Start
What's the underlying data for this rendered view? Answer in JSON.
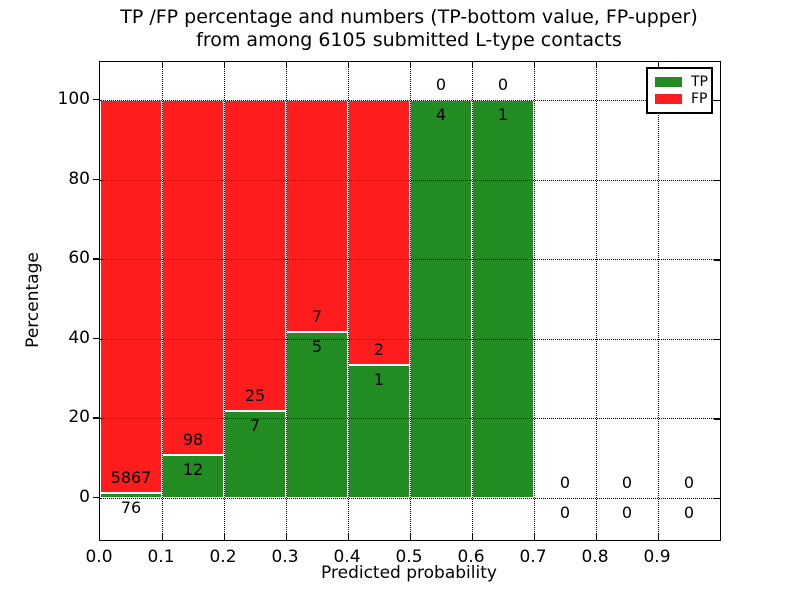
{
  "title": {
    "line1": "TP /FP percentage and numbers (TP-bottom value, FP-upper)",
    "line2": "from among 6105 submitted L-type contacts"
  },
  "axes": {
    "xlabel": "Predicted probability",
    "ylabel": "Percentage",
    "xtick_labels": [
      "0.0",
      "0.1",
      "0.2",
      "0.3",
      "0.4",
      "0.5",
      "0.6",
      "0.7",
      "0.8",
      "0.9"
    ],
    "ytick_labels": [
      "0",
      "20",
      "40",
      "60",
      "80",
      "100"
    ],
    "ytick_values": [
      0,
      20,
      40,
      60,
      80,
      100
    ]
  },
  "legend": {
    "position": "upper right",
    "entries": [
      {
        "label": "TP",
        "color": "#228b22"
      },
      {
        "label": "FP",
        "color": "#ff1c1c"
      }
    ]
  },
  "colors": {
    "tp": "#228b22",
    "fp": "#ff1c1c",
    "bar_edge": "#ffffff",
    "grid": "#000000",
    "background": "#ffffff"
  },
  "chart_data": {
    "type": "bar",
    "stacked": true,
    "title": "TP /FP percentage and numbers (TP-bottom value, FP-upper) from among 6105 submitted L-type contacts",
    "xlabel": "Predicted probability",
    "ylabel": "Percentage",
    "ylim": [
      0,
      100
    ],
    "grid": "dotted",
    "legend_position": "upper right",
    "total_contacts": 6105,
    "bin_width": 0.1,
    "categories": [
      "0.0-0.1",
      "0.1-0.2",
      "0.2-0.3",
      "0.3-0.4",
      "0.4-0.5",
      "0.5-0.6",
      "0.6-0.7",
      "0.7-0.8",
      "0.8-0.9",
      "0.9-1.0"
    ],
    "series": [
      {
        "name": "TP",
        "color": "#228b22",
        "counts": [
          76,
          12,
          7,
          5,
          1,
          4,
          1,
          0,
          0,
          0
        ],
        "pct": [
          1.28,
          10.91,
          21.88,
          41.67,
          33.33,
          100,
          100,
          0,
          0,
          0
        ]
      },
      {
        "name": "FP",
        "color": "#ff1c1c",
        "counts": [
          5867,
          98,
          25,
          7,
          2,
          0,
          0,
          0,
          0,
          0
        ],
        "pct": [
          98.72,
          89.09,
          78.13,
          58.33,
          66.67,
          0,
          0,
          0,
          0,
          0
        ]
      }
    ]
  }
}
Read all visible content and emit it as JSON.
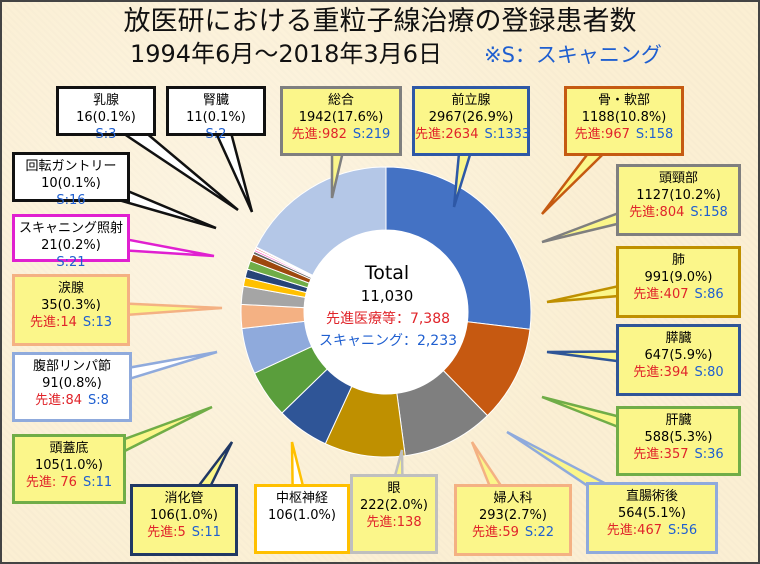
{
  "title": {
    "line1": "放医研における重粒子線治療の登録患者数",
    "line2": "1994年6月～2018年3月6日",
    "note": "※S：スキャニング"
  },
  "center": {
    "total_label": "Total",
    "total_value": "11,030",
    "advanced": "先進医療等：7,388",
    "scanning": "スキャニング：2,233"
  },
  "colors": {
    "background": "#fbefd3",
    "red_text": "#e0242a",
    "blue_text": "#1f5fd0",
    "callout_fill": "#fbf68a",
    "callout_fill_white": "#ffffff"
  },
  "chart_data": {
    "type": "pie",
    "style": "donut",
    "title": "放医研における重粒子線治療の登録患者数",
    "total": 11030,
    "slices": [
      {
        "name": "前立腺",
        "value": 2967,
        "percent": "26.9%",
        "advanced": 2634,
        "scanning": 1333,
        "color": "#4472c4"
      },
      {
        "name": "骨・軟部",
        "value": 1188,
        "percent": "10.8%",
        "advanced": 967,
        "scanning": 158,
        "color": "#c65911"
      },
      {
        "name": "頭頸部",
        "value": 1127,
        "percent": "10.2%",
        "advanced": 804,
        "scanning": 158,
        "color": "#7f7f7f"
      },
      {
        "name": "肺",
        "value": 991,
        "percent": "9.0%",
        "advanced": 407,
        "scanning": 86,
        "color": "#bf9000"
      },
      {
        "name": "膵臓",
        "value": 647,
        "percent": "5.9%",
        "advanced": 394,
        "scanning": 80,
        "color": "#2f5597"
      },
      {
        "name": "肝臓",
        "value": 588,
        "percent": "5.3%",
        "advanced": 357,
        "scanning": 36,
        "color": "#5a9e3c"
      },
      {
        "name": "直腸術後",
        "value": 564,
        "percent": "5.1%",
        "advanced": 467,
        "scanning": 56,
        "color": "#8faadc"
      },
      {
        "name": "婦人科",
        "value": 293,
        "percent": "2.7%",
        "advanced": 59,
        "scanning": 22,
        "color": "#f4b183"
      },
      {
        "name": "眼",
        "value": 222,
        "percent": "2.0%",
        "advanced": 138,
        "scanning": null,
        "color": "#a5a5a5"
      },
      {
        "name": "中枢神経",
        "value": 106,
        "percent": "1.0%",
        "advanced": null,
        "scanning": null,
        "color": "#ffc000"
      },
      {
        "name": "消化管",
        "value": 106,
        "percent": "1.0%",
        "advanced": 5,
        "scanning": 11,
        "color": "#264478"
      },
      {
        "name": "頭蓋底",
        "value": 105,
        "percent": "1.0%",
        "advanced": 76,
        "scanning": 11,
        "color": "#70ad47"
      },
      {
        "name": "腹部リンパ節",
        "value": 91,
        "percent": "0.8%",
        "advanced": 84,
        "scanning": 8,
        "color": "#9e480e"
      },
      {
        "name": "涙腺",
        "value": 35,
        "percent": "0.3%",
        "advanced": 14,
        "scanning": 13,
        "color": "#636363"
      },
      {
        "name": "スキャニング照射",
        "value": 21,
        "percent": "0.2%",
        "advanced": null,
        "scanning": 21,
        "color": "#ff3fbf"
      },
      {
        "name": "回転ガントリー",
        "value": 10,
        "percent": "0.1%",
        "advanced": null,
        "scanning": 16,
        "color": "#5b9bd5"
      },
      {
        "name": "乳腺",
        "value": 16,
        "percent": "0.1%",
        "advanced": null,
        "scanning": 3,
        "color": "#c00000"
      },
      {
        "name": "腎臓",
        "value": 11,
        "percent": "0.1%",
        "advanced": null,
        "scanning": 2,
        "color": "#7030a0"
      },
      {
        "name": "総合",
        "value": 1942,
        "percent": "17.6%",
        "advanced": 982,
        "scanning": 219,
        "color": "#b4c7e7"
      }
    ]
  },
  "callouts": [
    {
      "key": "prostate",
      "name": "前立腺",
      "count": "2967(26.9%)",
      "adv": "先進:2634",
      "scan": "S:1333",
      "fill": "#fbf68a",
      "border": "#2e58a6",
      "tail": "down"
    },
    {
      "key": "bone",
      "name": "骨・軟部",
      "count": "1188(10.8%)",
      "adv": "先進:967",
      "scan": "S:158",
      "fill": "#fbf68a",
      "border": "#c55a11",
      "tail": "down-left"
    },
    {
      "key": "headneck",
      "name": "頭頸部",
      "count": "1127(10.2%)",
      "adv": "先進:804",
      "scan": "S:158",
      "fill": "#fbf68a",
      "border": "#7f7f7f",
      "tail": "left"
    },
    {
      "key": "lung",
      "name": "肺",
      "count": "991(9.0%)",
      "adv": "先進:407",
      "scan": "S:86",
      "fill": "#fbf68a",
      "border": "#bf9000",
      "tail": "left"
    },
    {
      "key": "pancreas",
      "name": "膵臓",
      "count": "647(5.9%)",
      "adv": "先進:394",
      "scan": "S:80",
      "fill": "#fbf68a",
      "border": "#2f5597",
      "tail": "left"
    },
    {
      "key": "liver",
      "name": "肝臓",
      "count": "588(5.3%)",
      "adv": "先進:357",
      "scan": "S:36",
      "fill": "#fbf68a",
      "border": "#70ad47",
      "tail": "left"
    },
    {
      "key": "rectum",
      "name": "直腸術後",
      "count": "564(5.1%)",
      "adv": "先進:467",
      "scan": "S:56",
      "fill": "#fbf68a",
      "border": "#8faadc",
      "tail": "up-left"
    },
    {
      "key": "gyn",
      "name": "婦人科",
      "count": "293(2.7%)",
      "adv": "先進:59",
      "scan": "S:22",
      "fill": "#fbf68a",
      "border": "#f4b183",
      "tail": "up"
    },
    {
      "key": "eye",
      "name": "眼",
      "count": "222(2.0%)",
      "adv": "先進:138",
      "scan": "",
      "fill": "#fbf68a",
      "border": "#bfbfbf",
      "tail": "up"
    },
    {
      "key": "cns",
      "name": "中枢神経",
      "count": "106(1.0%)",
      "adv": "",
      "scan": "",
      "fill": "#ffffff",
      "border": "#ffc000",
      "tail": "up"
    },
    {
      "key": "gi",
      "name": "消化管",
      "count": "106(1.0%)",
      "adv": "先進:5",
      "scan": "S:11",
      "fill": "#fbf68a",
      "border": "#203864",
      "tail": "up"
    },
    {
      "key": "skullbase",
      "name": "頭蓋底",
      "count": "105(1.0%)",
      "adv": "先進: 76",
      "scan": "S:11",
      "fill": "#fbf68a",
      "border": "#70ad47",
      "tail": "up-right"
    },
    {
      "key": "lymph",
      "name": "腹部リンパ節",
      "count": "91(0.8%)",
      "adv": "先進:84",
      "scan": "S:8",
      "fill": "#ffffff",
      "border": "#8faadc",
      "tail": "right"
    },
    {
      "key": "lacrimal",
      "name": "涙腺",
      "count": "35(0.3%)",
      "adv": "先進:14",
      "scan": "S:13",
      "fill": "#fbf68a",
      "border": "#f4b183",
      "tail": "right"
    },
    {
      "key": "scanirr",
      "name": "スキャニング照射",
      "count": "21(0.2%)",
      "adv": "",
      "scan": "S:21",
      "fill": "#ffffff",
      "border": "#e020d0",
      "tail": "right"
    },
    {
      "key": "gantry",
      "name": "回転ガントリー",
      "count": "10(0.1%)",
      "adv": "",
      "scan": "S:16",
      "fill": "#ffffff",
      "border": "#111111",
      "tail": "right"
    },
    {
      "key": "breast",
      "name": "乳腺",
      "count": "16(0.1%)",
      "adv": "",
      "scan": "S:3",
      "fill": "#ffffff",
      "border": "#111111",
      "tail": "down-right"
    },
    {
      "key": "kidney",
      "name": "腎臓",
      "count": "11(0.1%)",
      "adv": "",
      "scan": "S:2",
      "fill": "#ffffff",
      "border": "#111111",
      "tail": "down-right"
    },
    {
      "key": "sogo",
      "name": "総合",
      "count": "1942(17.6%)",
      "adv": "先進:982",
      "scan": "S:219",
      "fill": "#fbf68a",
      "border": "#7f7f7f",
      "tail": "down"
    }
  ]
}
End
**DIRECTION**
Search the lines for the string "from" and copy every line that has it.

**OUTPUT BELOW**
    "line2": "from among 6105 submitted L-type contacts"
    "title": "TP /FP percentage and numbers (TP-bottom value, FP-upper) from among 6105 submitted L-type contacts",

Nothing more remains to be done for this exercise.